#### [PROVIDED DATA]
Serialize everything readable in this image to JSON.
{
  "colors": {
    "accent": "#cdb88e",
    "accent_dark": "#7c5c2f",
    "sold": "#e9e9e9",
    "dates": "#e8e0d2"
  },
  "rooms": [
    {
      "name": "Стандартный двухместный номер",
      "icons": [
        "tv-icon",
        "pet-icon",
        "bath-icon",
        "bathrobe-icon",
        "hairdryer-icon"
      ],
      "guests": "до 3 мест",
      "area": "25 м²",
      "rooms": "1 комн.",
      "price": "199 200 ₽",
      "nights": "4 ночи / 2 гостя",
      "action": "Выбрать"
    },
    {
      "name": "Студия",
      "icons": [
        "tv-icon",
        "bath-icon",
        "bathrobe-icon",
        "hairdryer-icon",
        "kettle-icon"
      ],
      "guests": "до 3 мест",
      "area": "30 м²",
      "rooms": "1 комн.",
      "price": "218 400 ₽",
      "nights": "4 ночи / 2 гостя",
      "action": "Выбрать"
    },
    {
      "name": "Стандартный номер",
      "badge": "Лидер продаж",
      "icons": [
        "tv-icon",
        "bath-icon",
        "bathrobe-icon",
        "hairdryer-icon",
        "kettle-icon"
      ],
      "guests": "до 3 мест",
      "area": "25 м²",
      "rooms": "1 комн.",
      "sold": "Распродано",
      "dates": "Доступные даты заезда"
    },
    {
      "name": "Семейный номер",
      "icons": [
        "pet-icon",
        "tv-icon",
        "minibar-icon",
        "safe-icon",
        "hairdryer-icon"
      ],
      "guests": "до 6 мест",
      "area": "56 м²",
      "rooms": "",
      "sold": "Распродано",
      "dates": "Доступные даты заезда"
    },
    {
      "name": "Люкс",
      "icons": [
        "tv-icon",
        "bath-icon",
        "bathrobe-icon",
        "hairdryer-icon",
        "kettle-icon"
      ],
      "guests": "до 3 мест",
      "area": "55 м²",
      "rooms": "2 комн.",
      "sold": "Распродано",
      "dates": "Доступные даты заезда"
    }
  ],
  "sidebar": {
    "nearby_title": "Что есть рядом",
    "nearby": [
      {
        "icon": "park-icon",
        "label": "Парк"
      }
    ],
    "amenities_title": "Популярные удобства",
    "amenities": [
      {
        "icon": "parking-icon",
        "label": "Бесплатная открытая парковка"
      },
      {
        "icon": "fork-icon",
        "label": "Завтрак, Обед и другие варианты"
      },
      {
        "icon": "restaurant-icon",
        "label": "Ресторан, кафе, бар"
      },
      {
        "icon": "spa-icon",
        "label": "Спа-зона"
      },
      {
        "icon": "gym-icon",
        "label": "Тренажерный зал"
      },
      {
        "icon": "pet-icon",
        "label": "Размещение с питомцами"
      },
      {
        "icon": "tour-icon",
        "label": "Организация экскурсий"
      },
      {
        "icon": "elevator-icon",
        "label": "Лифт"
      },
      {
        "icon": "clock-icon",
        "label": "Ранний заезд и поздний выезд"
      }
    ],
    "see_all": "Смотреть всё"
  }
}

#### [SHORT EXERCISE]
Please restate the whole listing word for word.

#### [ANSWER TO THE EXERCISE]
Serialize everything readable in this image to JSON.
{
  "colors": {
    "accent": "#cdb88e",
    "accent_dark": "#7c5c2f",
    "sold": "#e9e9e9",
    "dates": "#e8e0d2"
  },
  "rooms": [
    {
      "name": "Стандартный двухместный номер",
      "icons": [
        "tv-icon",
        "pet-icon",
        "bath-icon",
        "bathrobe-icon",
        "hairdryer-icon"
      ],
      "guests": "до 3 мест",
      "area": "25 м²",
      "rooms": "1 комн.",
      "price": "199 200 ₽",
      "nights": "4 ночи / 2 гостя",
      "action": "Выбрать"
    },
    {
      "name": "Студия",
      "icons": [
        "tv-icon",
        "bath-icon",
        "bathrobe-icon",
        "hairdryer-icon",
        "kettle-icon"
      ],
      "guests": "до 3 мест",
      "area": "30 м²",
      "rooms": "1 комн.",
      "price": "218 400 ₽",
      "nights": "4 ночи / 2 гостя",
      "action": "Выбрать"
    },
    {
      "name": "Стандартный номер",
      "badge": "Лидер продаж",
      "icons": [
        "tv-icon",
        "bath-icon",
        "bathrobe-icon",
        "hairdryer-icon",
        "kettle-icon"
      ],
      "guests": "до 3 мест",
      "area": "25 м²",
      "rooms": "1 комн.",
      "sold": "Распродано",
      "dates": "Доступные даты заезда"
    },
    {
      "name": "Семейный номер",
      "icons": [
        "pet-icon",
        "tv-icon",
        "minibar-icon",
        "safe-icon",
        "hairdryer-icon"
      ],
      "guests": "до 6 мест",
      "area": "56 м²",
      "rooms": "",
      "sold": "Распродано",
      "dates": "Доступные даты заезда"
    },
    {
      "name": "Люкс",
      "icons": [
        "tv-icon",
        "bath-icon",
        "bathrobe-icon",
        "hairdryer-icon",
        "kettle-icon"
      ],
      "guests": "до 3 мест",
      "area": "55 м²",
      "rooms": "2 комн.",
      "sold": "Распродано",
      "dates": "Доступные даты заезда"
    }
  ],
  "sidebar": {
    "nearby_title": "Что есть рядом",
    "nearby": [
      {
        "icon": "park-icon",
        "label": "Парк"
      }
    ],
    "amenities_title": "Популярные удобства",
    "amenities": [
      {
        "icon": "parking-icon",
        "label": "Бесплатная открытая парковка"
      },
      {
        "icon": "fork-icon",
        "label": "Завтрак, Обед и другие варианты"
      },
      {
        "icon": "restaurant-icon",
        "label": "Ресторан, кафе, бар"
      },
      {
        "icon": "spa-icon",
        "label": "Спа-зона"
      },
      {
        "icon": "gym-icon",
        "label": "Тренажерный зал"
      },
      {
        "icon": "pet-icon",
        "label": "Размещение с питомцами"
      },
      {
        "icon": "tour-icon",
        "label": "Организация экскурсий"
      },
      {
        "icon": "elevator-icon",
        "label": "Лифт"
      },
      {
        "icon": "clock-icon",
        "label": "Ранний заезд и поздний выезд"
      }
    ],
    "see_all": "Смотреть всё"
  }
}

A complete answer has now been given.